- **MATERIAL PROVIDED**
━━━━━━━━━━━━━━━━━━━━━━━━━━━━━━
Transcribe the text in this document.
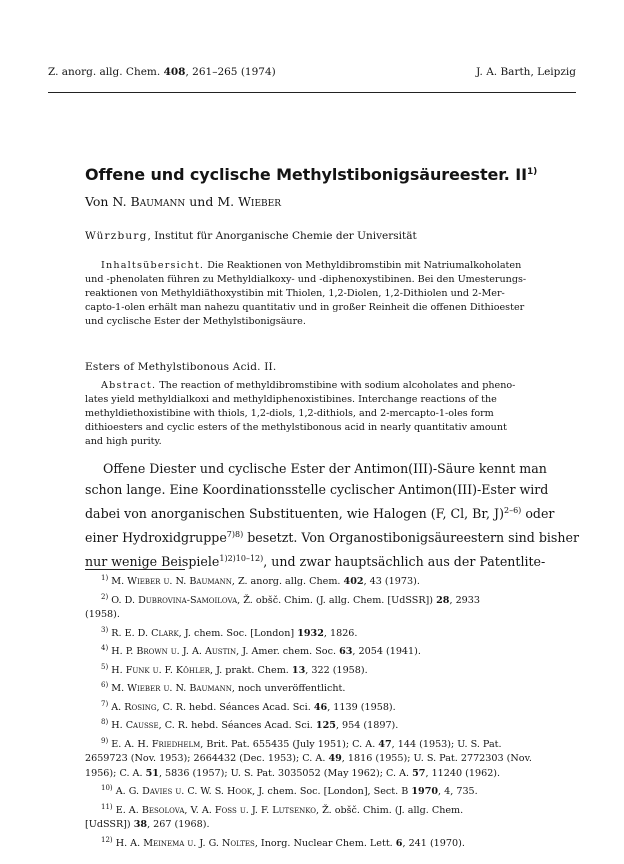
Z. anorg. allg. Chem. 408, 261–265 (1974)	J. A. Barth, Leipzig
Offene und cyclische Methylstibonigsäureester. II$^{1)}$
Von N. Baumann und M. Wieber
Würzburg, Institut für Anorganische Chemie der Universität
Inhaltsübersicht. Die Reaktionen von Methyldibromstibin mit Natriumalkoholaten
und -phenolaten führen zu Methyldialkoxy- und -diphenoxystibinen. Bei den Umesterungs-
reaktionen von Methyldiäthoxystibin mit Thiolen, 1,2-Diolen, 1,2-Dithiolen und 2-Mer-
capto-1-olen erhält man nahezu quantitativ und in großer Reinheit die offenen Dithioester
und cyclische Ester der Methylstibonigsäure.
Esters of Methylstibonous Acid. II.
Abstract. The reaction of methyldibromstibine with sodium alcoholates and pheno-
lates yield methyldialkoxi and methyldiphenoxistibines. Interchange reactions of the
methyldiethoxistibine with thiols, 1,2-diols, 1,2-dithiols, and 2-mercapto-1-oles form
dithioesters and cyclic esters of the methylstibonous acid in nearly quantitativ amount
and high purity.
Offene Diester und cyclische Ester der Antimon(III)-Säure kennt man
schon lange. Eine Koordinationsstelle cyclischer Antimon(III)-Ester wird
dabei von anorganischen Substituenten, wie Halogen (F, Cl, Br, J)$^{2-6)}$ oder
einer Hydroxidgruppe$^{7)8)}$ besetzt. Von Organostibonigsäureestern sind bisher
nur wenige Beispiele$^{1)2)10-12)}$, und zwar hauptsächlich aus der Patentlite-
$^{1)}$ M. Wieber u. N. Baumann, Z. anorg. allg. Chem. 402, 43 (1973).
$^{2)}$ O. D. Dubrovina-Samoilova, Ž. obšč. Chim. (J. allg. Chem. [UdSSR]) 28, 2933
(1958).
$^{3)}$ R. E. D. Clark, J. chem. Soc. [London] 1932, 1826.
$^{4)}$ H. P. Brown u. J. A. Austin, J. Amer. chem. Soc. 63, 2054 (1941).
$^{5)}$ H. Funk u. F. Köhler, J. prakt. Chem. 13, 322 (1958).
$^{6)}$ M. Wieber u. N. Baumann, noch unveröffentlicht.
$^{7)}$ A. Rosing, C. R. hebd. Séances Acad. Sci. 46, 1139 (1958).
$^{8)}$ H. Causse, C. R. hebd. Séances Acad. Sci. 125, 954 (1897).
$^{9)}$ E. A. H. Friedhelm, Brit. Pat. 655435 (July 1951); C. A. 47, 144 (1953); U. S. Pat.
2659723 (Nov. 1953); 2664432 (Dec. 1953); C. A. 49, 1816 (1955); U. S. Pat. 2772303 (Nov.
1956); C. A. 51, 5836 (1957); U. S. Pat. 3035052 (May 1962); C. A. 57, 11240 (1962).
$^{10)}$ A. G. Davies u. C. W. S. Hook, J. chem. Soc. [London], Sect. B 1970, 4, 735.
$^{11)}$ E. A. Besolova, V. A. Foss u. J. F. Lutsenko, Ž. obšč. Chim. (J. allg. Chem.
[UdSSR]) 38, 267 (1968).
$^{12)}$ H. A. Meinema u. J. G. Noltes, Inorg. Nuclear Chem. Lett. 6, 241 (1970).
━━━━━━━━━━━━━━━━━━━━━━━━━━━━━━
- **DIRECTIVE**
Exclude the images and reproduce the remaining data exactly.

- **ANSWER TO THIS PROBLEM**
Transcribe the text in this document.
Z. anorg. allg. Chem. 408, 261–265 (1974)	J. A. Barth, Leipzig
Offene und cyclische Methylstibonigsäureester. II$^{1)}$
Von N. Baumann und M. Wieber
Würzburg, Institut für Anorganische Chemie der Universität
Inhaltsübersicht. Die Reaktionen von Methyldibromstibin mit Natriumalkoholaten
und -phenolaten führen zu Methyldialkoxy- und -diphenoxystibinen. Bei den Umesterungs-
reaktionen von Methyldiäthoxystibin mit Thiolen, 1,2-Diolen, 1,2-Dithiolen und 2-Mer-
capto-1-olen erhält man nahezu quantitativ und in großer Reinheit die offenen Dithioester
und cyclische Ester der Methylstibonigsäure.
Esters of Methylstibonous Acid. II.
Abstract. The reaction of methyldibromstibine with sodium alcoholates and pheno-
lates yield methyldialkoxi and methyldiphenoxistibines. Interchange reactions of the
methyldiethoxistibine with thiols, 1,2-diols, 1,2-dithiols, and 2-mercapto-1-oles form
dithioesters and cyclic esters of the methylstibonous acid in nearly quantitativ amount
and high purity.
Offene Diester und cyclische Ester der Antimon(III)-Säure kennt man
schon lange. Eine Koordinationsstelle cyclischer Antimon(III)-Ester wird
dabei von anorganischen Substituenten, wie Halogen (F, Cl, Br, J)$^{2-6)}$ oder
einer Hydroxidgruppe$^{7)8)}$ besetzt. Von Organostibonigsäureestern sind bisher
nur wenige Beispiele$^{1)2)10-12)}$, und zwar hauptsächlich aus der Patentlite-
$^{1)}$ M. Wieber u. N. Baumann, Z. anorg. allg. Chem. 402, 43 (1973).
$^{2)}$ O. D. Dubrovina-Samoilova, Ž. obšč. Chim. (J. allg. Chem. [UdSSR]) 28, 2933
(1958).
$^{3)}$ R. E. D. Clark, J. chem. Soc. [London] 1932, 1826.
$^{4)}$ H. P. Brown u. J. A. Austin, J. Amer. chem. Soc. 63, 2054 (1941).
$^{5)}$ H. Funk u. F. Köhler, J. prakt. Chem. 13, 322 (1958).
$^{6)}$ M. Wieber u. N. Baumann, noch unveröffentlicht.
$^{7)}$ A. Rosing, C. R. hebd. Séances Acad. Sci. 46, 1139 (1958).
$^{8)}$ H. Causse, C. R. hebd. Séances Acad. Sci. 125, 954 (1897).
$^{9)}$ E. A. H. Friedhelm, Brit. Pat. 655435 (July 1951); C. A. 47, 144 (1953); U. S. Pat.
2659723 (Nov. 1953); 2664432 (Dec. 1953); C. A. 49, 1816 (1955); U. S. Pat. 2772303 (Nov.
1956); C. A. 51, 5836 (1957); U. S. Pat. 3035052 (May 1962); C. A. 57, 11240 (1962).
$^{10)}$ A. G. Davies u. C. W. S. Hook, J. chem. Soc. [London], Sect. B 1970, 4, 735.
$^{11)}$ E. A. Besolova, V. A. Foss u. J. F. Lutsenko, Ž. obšč. Chim. (J. allg. Chem.
[UdSSR]) 38, 267 (1968).
$^{12)}$ H. A. Meinema u. J. G. Noltes, Inorg. Nuclear Chem. Lett. 6, 241 (1970).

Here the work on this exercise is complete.